====== Record list
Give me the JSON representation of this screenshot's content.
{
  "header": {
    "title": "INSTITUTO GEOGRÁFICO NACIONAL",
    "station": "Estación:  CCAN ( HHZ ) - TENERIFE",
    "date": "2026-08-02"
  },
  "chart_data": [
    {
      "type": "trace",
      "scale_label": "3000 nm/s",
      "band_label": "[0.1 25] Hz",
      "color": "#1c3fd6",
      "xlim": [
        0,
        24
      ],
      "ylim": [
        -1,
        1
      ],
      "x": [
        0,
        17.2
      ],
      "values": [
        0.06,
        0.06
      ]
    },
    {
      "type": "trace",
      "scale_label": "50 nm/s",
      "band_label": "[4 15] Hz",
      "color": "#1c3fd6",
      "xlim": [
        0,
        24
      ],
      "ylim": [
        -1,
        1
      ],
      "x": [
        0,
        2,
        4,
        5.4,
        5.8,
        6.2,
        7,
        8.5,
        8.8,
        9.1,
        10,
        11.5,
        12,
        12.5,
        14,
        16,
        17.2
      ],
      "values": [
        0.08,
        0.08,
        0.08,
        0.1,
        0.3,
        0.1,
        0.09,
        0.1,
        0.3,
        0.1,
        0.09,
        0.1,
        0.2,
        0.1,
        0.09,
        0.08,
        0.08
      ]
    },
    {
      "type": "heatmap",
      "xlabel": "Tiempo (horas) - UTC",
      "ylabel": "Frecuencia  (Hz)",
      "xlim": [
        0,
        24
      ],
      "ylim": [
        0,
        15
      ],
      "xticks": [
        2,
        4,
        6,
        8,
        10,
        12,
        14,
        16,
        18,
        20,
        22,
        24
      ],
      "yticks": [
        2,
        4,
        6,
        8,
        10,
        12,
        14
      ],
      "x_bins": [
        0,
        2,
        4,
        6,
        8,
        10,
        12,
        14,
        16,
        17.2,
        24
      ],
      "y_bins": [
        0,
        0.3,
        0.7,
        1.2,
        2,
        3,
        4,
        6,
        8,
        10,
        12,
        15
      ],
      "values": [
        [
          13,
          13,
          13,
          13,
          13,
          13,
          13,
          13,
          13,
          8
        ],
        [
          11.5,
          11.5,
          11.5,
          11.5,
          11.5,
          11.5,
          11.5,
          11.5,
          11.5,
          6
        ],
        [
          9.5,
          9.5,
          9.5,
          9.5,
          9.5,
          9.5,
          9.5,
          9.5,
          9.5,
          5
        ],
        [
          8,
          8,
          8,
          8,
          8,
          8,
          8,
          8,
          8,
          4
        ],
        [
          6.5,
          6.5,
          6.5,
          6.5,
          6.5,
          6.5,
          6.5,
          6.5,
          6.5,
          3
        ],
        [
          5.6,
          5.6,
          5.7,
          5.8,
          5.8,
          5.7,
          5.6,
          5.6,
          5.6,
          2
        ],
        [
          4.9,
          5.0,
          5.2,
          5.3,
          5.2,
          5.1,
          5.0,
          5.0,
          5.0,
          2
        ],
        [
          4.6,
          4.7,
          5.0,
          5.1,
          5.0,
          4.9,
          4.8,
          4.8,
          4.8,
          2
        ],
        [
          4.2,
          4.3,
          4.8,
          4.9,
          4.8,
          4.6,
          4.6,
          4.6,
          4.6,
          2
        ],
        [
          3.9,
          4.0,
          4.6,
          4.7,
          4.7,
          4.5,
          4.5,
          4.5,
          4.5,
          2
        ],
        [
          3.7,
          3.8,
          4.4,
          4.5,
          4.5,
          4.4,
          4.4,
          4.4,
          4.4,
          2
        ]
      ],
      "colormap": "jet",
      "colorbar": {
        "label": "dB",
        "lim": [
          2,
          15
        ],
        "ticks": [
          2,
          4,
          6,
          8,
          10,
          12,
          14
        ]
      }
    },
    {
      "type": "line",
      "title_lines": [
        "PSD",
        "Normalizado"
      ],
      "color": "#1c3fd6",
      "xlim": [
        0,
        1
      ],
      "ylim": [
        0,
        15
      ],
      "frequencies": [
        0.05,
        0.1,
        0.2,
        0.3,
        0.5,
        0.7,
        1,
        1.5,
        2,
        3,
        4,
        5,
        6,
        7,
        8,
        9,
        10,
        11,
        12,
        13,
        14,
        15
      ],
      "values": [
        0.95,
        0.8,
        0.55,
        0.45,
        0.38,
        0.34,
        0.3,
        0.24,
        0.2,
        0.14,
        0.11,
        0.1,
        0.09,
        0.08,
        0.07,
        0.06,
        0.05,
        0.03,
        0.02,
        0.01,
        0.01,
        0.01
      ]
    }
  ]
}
============
Short task — Please reproduce every line of the material word for word.

Exercise solution —
Give me the JSON representation of this screenshot's content.
{
  "header": {
    "title": "INSTITUTO GEOGRÁFICO NACIONAL",
    "station": "Estación:  CCAN ( HHZ ) - TENERIFE",
    "date": "2026-08-02"
  },
  "chart_data": [
    {
      "type": "trace",
      "scale_label": "3000 nm/s",
      "band_label": "[0.1 25] Hz",
      "color": "#1c3fd6",
      "xlim": [
        0,
        24
      ],
      "ylim": [
        -1,
        1
      ],
      "x": [
        0,
        17.2
      ],
      "values": [
        0.06,
        0.06
      ]
    },
    {
      "type": "trace",
      "scale_label": "50 nm/s",
      "band_label": "[4 15] Hz",
      "color": "#1c3fd6",
      "xlim": [
        0,
        24
      ],
      "ylim": [
        -1,
        1
      ],
      "x": [
        0,
        2,
        4,
        5.4,
        5.8,
        6.2,
        7,
        8.5,
        8.8,
        9.1,
        10,
        11.5,
        12,
        12.5,
        14,
        16,
        17.2
      ],
      "values": [
        0.08,
        0.08,
        0.08,
        0.1,
        0.3,
        0.1,
        0.09,
        0.1,
        0.3,
        0.1,
        0.09,
        0.1,
        0.2,
        0.1,
        0.09,
        0.08,
        0.08
      ]
    },
    {
      "type": "heatmap",
      "xlabel": "Tiempo (horas) - UTC",
      "ylabel": "Frecuencia  (Hz)",
      "xlim": [
        0,
        24
      ],
      "ylim": [
        0,
        15
      ],
      "xticks": [
        2,
        4,
        6,
        8,
        10,
        12,
        14,
        16,
        18,
        20,
        22,
        24
      ],
      "yticks": [
        2,
        4,
        6,
        8,
        10,
        12,
        14
      ],
      "x_bins": [
        0,
        2,
        4,
        6,
        8,
        10,
        12,
        14,
        16,
        17.2,
        24
      ],
      "y_bins": [
        0,
        0.3,
        0.7,
        1.2,
        2,
        3,
        4,
        6,
        8,
        10,
        12,
        15
      ],
      "values": [
        [
          13,
          13,
          13,
          13,
          13,
          13,
          13,
          13,
          13,
          8
        ],
        [
          11.5,
          11.5,
          11.5,
          11.5,
          11.5,
          11.5,
          11.5,
          11.5,
          11.5,
          6
        ],
        [
          9.5,
          9.5,
          9.5,
          9.5,
          9.5,
          9.5,
          9.5,
          9.5,
          9.5,
          5
        ],
        [
          8,
          8,
          8,
          8,
          8,
          8,
          8,
          8,
          8,
          4
        ],
        [
          6.5,
          6.5,
          6.5,
          6.5,
          6.5,
          6.5,
          6.5,
          6.5,
          6.5,
          3
        ],
        [
          5.6,
          5.6,
          5.7,
          5.8,
          5.8,
          5.7,
          5.6,
          5.6,
          5.6,
          2
        ],
        [
          4.9,
          5.0,
          5.2,
          5.3,
          5.2,
          5.1,
          5.0,
          5.0,
          5.0,
          2
        ],
        [
          4.6,
          4.7,
          5.0,
          5.1,
          5.0,
          4.9,
          4.8,
          4.8,
          4.8,
          2
        ],
        [
          4.2,
          4.3,
          4.8,
          4.9,
          4.8,
          4.6,
          4.6,
          4.6,
          4.6,
          2
        ],
        [
          3.9,
          4.0,
          4.6,
          4.7,
          4.7,
          4.5,
          4.5,
          4.5,
          4.5,
          2
        ],
        [
          3.7,
          3.8,
          4.4,
          4.5,
          4.5,
          4.4,
          4.4,
          4.4,
          4.4,
          2
        ]
      ],
      "colormap": "jet",
      "colorbar": {
        "label": "dB",
        "lim": [
          2,
          15
        ],
        "ticks": [
          2,
          4,
          6,
          8,
          10,
          12,
          14
        ]
      }
    },
    {
      "type": "line",
      "title_lines": [
        "PSD",
        "Normalizado"
      ],
      "color": "#1c3fd6",
      "xlim": [
        0,
        1
      ],
      "ylim": [
        0,
        15
      ],
      "frequencies": [
        0.05,
        0.1,
        0.2,
        0.3,
        0.5,
        0.7,
        1,
        1.5,
        2,
        3,
        4,
        5,
        6,
        7,
        8,
        9,
        10,
        11,
        12,
        13,
        14,
        15
      ],
      "values": [
        0.95,
        0.8,
        0.55,
        0.45,
        0.38,
        0.34,
        0.3,
        0.24,
        0.2,
        0.14,
        0.11,
        0.1,
        0.09,
        0.08,
        0.07,
        0.06,
        0.05,
        0.03,
        0.02,
        0.01,
        0.01,
        0.01
      ]
    }
  ]
}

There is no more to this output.